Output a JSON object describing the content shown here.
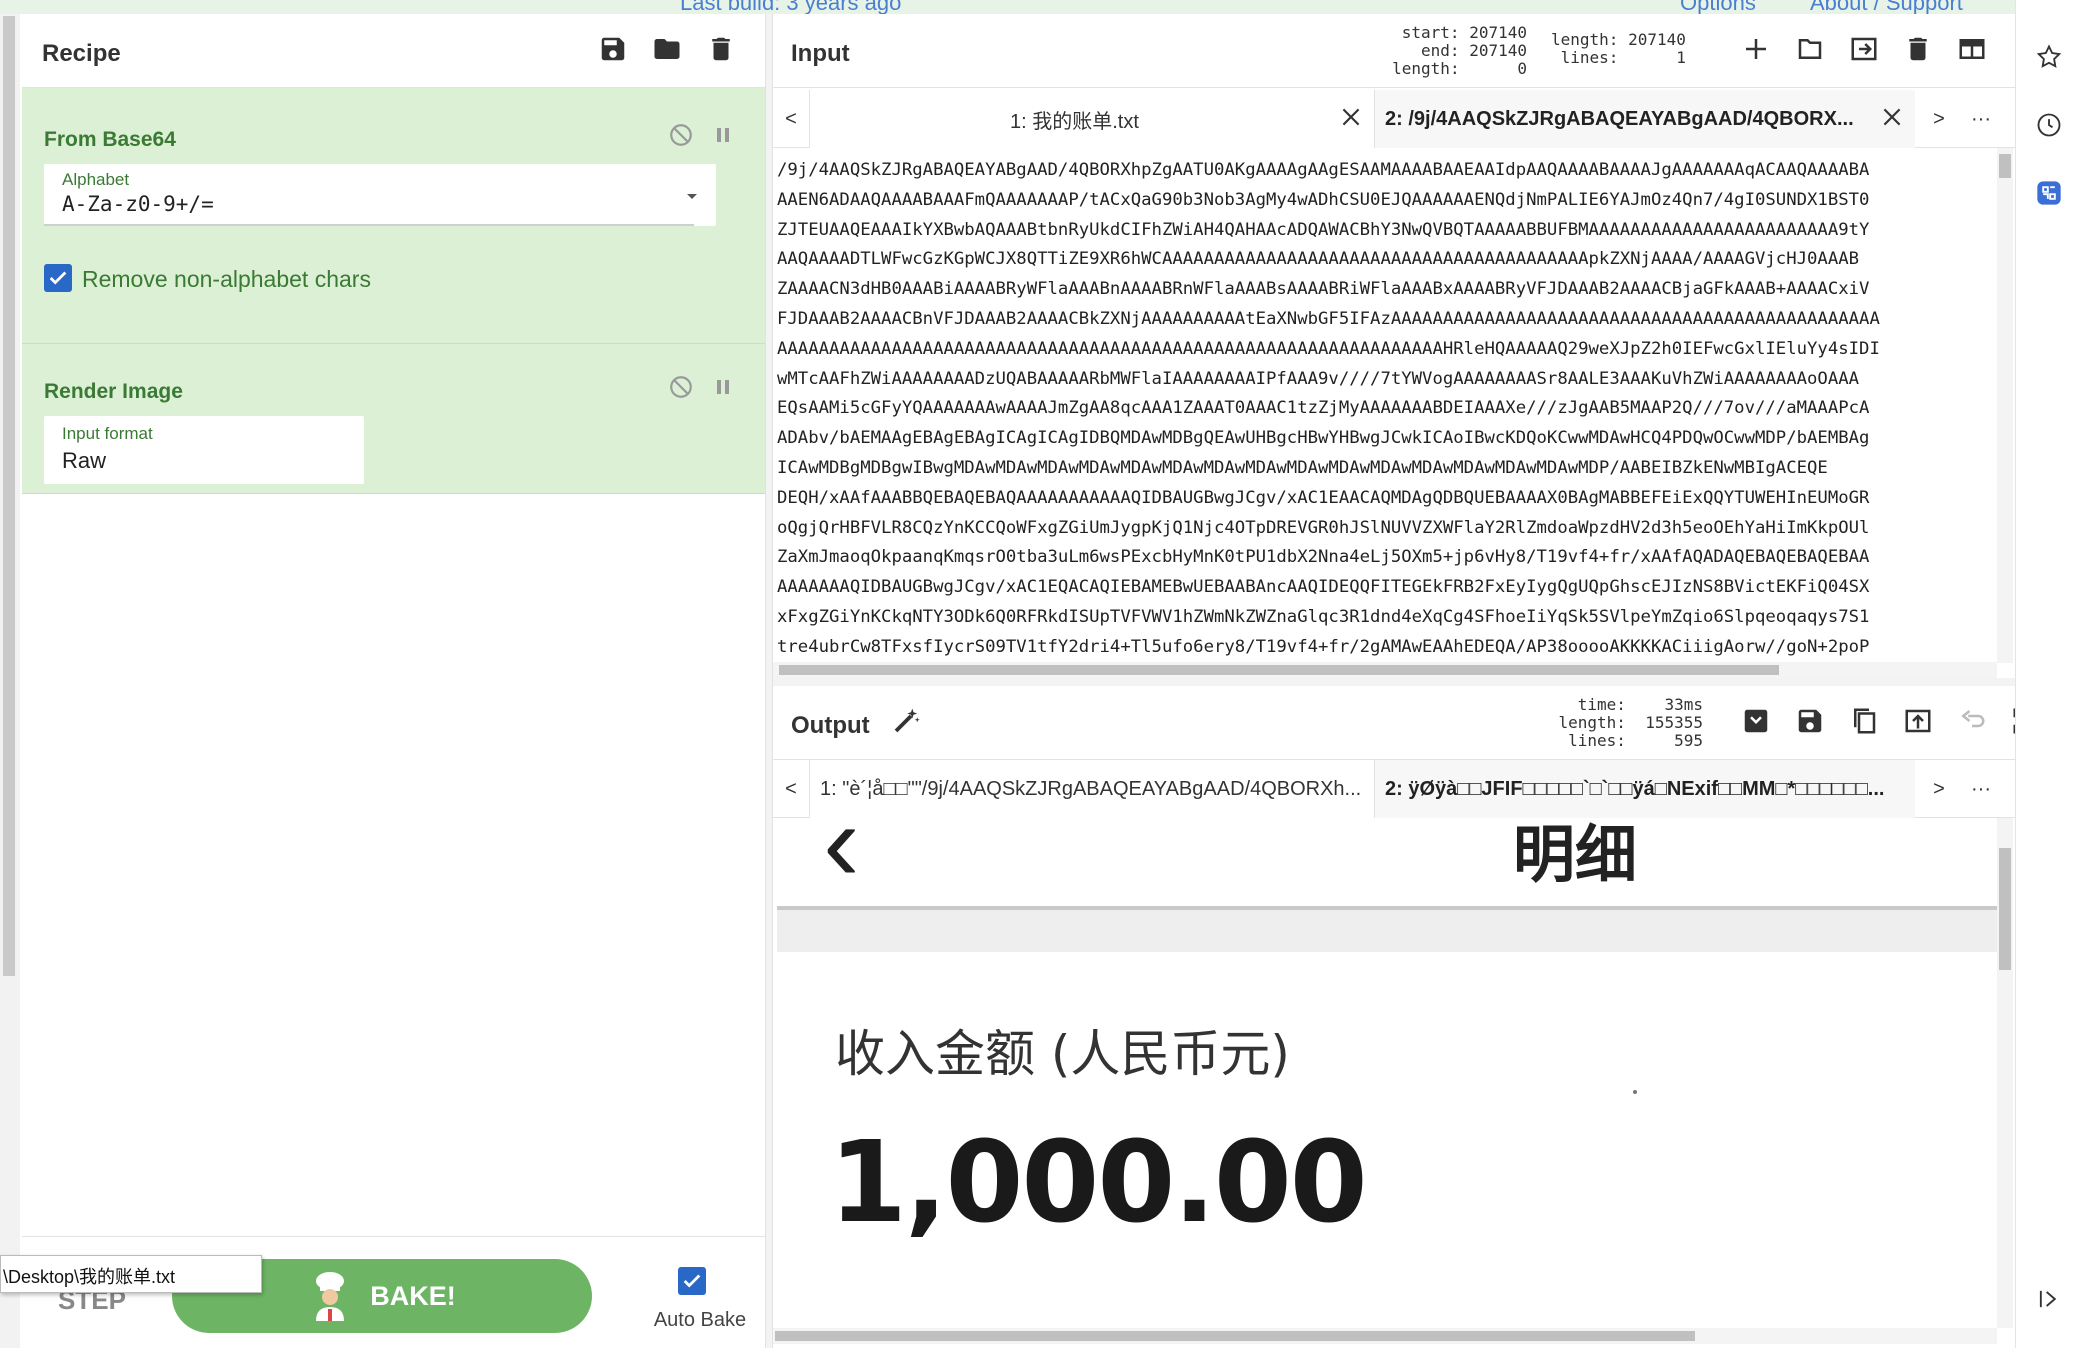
{
  "top_strip": {
    "left_text": "Last build: 3 years ago",
    "options": "Options",
    "about": "About / Support"
  },
  "recipe": {
    "title": "Recipe",
    "operations": [
      {
        "name": "From Base64",
        "alphabet_label": "Alphabet",
        "alphabet_value": "A-Za-z0-9+/=",
        "checkbox_label": "Remove non-alphabet chars",
        "checked": true
      },
      {
        "name": "Render Image",
        "format_label": "Input format",
        "format_value": "Raw"
      }
    ],
    "step_label": "STEP",
    "bake_label": "BAKE!",
    "autobake_label": "Auto Bake",
    "tooltip": "\\Desktop\\我的账单.txt"
  },
  "input": {
    "title": "Input",
    "stats_left": "start: 207140\n  end: 207140\nlength:      0",
    "stats_right": "length: 207140\n lines:      1",
    "tab1": "1: 我的账单.txt",
    "tab2": "2: /9j/4AAQSkZJRgABAQEAYABgAAD/4QBORX...",
    "prev": "<",
    "next": ">",
    "more": "···",
    "lines": [
      "/9j/4AAQSkZJRgABAQEAYABgAAD/4QBORXhpZgAATU0AKgAAAAgAAgESAAMAAAABAAEAAIdpAAQAAAABAAAAJgAAAAAAAqACAAQAAAABA",
      "AAEN6ADAAQAAAABAAAFmQAAAAAAAP/tACxQaG90b3Nob3AgMy4wADhCSU0EJQAAAAAAENQdjNmPALIE6YAJmOz4Qn7/4gI0SUNDX1BST0",
      "ZJTEUAAQEAAAIkYXBwbAQAAABtbnRyUkdCIFhZWiAH4QAHAAcADQAWACBhY3NwQVBQTAAAAABBUFBMAAAAAAAAAAAAAAAAAAAAAAAA9tY",
      "AAQAAAADTLWFwcGzKGpWCJX8QTTiZE9XR6hWCAAAAAAAAAAAAAAAAAAAAAAAAAAAAAAAAAAAAAAAAApkZXNjAAAA/AAAAGVjcHJ0AAAB",
      "ZAAAACN3dHB0AAABiAAAABRyWFlaAAABnAAAABRnWFlaAAABsAAAABRiWFlaAAABxAAAABRyVFJDAAAB2AAAACBjaGFkAAAB+AAAACxiV",
      "FJDAAAB2AAAACBnVFJDAAAB2AAAACBkZXNjAAAAAAAAAAtEaXNwbGF5IFAzAAAAAAAAAAAAAAAAAAAAAAAAAAAAAAAAAAAAAAAAAAAAAAA",
      "AAAAAAAAAAAAAAAAAAAAAAAAAAAAAAAAAAAAAAAAAAAAAAAAAAAAAAAAAAAAAAAAHRleHQAAAAAQ29weXJpZ2h0IEFwcGxlIEluYy4sIDI",
      "wMTcAAFhZWiAAAAAAAADzUQABAAAAARbMWFlaIAAAAAAAAIPfAAA9v////7tYWVogAAAAAAAASr8AALE3AAAKuVhZWiAAAAAAAAoOAAA",
      "EQsAAMi5cGFyYQAAAAAAAwAAAAJmZgAA8qcAAA1ZAAAT0AAAC1tzZjMyAAAAAAABDEIAAAXe///zJgAAB5MAAP2Q///7ov///aMAAAPcA",
      "ADAbv/bAEMAAgEBAgEBAgICAgICAgIDBQMDAwMDBgQEAwUHBgcHBwYHBwgJCwkICAoIBwcKDQoKCwwMDAwHCQ4PDQwOCwwMDP/bAEMBAg",
      "ICAwMDBgMDBgwIBwgMDAwMDAwMDAwMDAwMDAwMDAwMDAwMDAwMDAwMDAwMDAwMDAwMDAwMDAwMDAwMDP/AABEIBZkENwMBIgACEQE",
      "DEQH/xAAfAAABBQEBAQEBAQAAAAAAAAAAAQIDBAUGBwgJCgv/xAC1EAACAQMDAgQDBQUEBAAAAX0BAgMABBEFEiExQQYTUWEHInEUMoGR",
      "oQgjQrHBFVLR8CQzYnKCCQoWFxgZGiUmJygpKjQ1Njc4OTpDREVGR0hJSlNUVVZXWFlaY2RlZmdoaWpzdHV2d3h5eoOEhYaHiImKkpOUl",
      "ZaXmJmaoqOkpaanqKmqsrO0tba3uLm6wsPExcbHyMnK0tPU1dbX2Nna4eLj5OXm5+jp6vHy8/T19vf4+fr/xAAfAQADAQEBAQEBAQEBAA",
      "AAAAAAAQIDBAUGBwgJCgv/xAC1EQACAQIEBAMEBwUEBAABAncAAQIDEQQFITEGEkFRB2FxEyIygQgUQpGhscEJIzNS8BVictEKFiQ04SX",
      "xFxgZGiYnKCkqNTY3ODk6Q0RFRkdISUpTVFVWV1hZWmNkZWZnaGlqc3R1dnd4eXqCg4SFhoeIiYqSk5SVlpeYmZqio6Slpqeoqaqys7S1",
      "tre4ubrCw8TFxsfIycrS09TV1tfY2dri4+Tl5ufo6ery8/T19vf4+fr/2gAMAwEAAhEDEQA/AP38ooooAKKKKACiiigAorw//goN+2poP"
    ]
  },
  "output": {
    "title": "Output",
    "stats": "  time:    33ms\nlength:  155355\n lines:     595",
    "tab1": "1: \"è´¦å□□\"\"/9j/4AAQSkZJRgABAQEAYABgAAD/4QBORXh...",
    "tab2": "2: ÿØÿà□□JFIF□□□□□`□`□□ÿá□NExif□□MM□*□□□□□□...",
    "prev": "<",
    "next": ">",
    "more": "···",
    "image": {
      "back_glyph": "‹",
      "header_title": "明细",
      "income_label": "收入金额 (人民币元)",
      "amount": "1,000.00"
    }
  },
  "colors": {
    "op_bg": "#dcf0d5",
    "op_text": "#3b7a35",
    "bake": "#6db565",
    "checkbox": "#2a68c8"
  }
}
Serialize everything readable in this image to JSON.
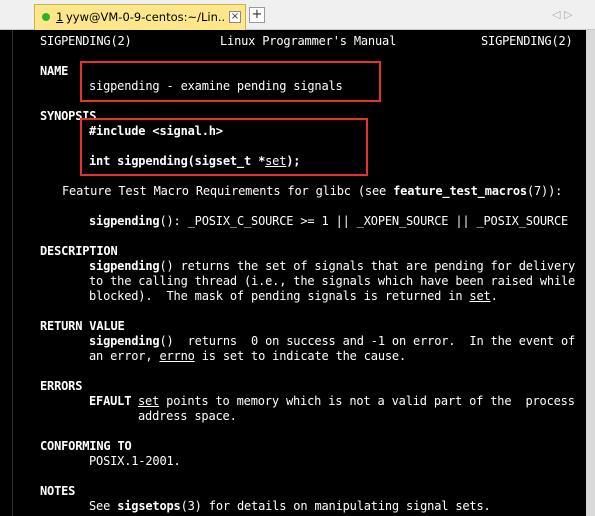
{
  "tab": {
    "number": "1",
    "title": "yyw@VM-0-9-centos:~/Lin...",
    "close": "×",
    "new_tab": "+"
  },
  "window_controls": "◁ ▷",
  "man": {
    "header_left": "SIGPENDING(2)",
    "header_center": "Linux Programmer's Manual",
    "header_right": "SIGPENDING(2)",
    "name_heading": "NAME",
    "name_line": "sigpending - examine pending signals",
    "synopsis_heading": "SYNOPSIS",
    "include": "#include <signal.h>",
    "proto_pre": "int sigpending(sigset_t *",
    "proto_arg": "set",
    "proto_post": ");",
    "ftm_pre": "Feature Test Macro Requirements for glibc (see ",
    "ftm_link": "feature_test_macros",
    "ftm_post": "(7)):",
    "ftm_func": "sigpending",
    "ftm_rest": "(): _POSIX_C_SOURCE >= 1 || _XOPEN_SOURCE || _POSIX_SOURCE",
    "desc_heading": "DESCRIPTION",
    "desc1_func": "sigpending",
    "desc1_rest": "() returns the set of signals that are pending for delivery",
    "desc2": "to the calling thread (i.e., the signals which have been raised while",
    "desc3_pre": "blocked).  The mask of pending signals is returned in ",
    "desc3_arg": "set",
    "desc3_post": ".",
    "ret_heading": "RETURN VALUE",
    "ret1_func": "sigpending",
    "ret1_rest": "()  returns  0 on success and -1 on error.  In the event of",
    "ret2_pre": "an error, ",
    "ret2_errno": "errno",
    "ret2_post": " is set to indicate the cause.",
    "errors_heading": "ERRORS",
    "efault": "EFAULT",
    "efault_arg": "set",
    "efault_rest": " points to memory which is not a valid part of the  process",
    "efault2": "address space.",
    "conf_heading": "CONFORMING TO",
    "conf_text": "POSIX.1-2001.",
    "notes_heading": "NOTES",
    "notes_pre": "See ",
    "notes_link": "sigsetops",
    "notes_post": "(3) for details on manipulating signal sets."
  }
}
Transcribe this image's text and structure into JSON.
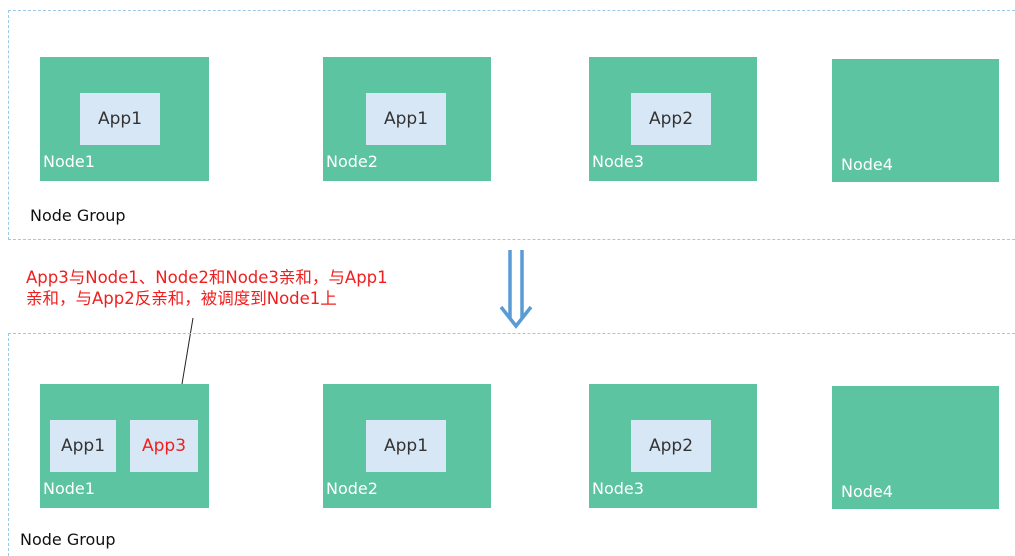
{
  "top_group": {
    "label": "Node Group",
    "nodes": [
      {
        "label": "Node1",
        "apps": [
          "App1"
        ]
      },
      {
        "label": "Node2",
        "apps": [
          "App1"
        ]
      },
      {
        "label": "Node3",
        "apps": [
          "App2"
        ]
      },
      {
        "label": "Node4",
        "apps": []
      }
    ]
  },
  "annotation": {
    "line1": "App3与Node1、Node2和Node3亲和，与App1",
    "line2": "亲和，与App2反亲和，被调度到Node1上"
  },
  "bottom_group": {
    "label": "Node Group",
    "nodes": [
      {
        "label": "Node1",
        "apps": [
          "App1",
          "App3"
        ]
      },
      {
        "label": "Node2",
        "apps": [
          "App1"
        ]
      },
      {
        "label": "Node3",
        "apps": [
          "App2"
        ]
      },
      {
        "label": "Node4",
        "apps": []
      }
    ]
  },
  "colors": {
    "node": "#5cc4a0",
    "app": "#d8e7f5",
    "highlight": "#f01e1e",
    "arrow": "#5b9bd5",
    "dash": "#9cc9e8"
  }
}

> [Exercise prompt]: Set out every line from the material that contains the string "lines".

> [The result]:
    "stats_right": "length: 207140\n lines:      1",
    "lines": [
    "stats": "  time:    33ms\nlength:  155355\n lines:     595",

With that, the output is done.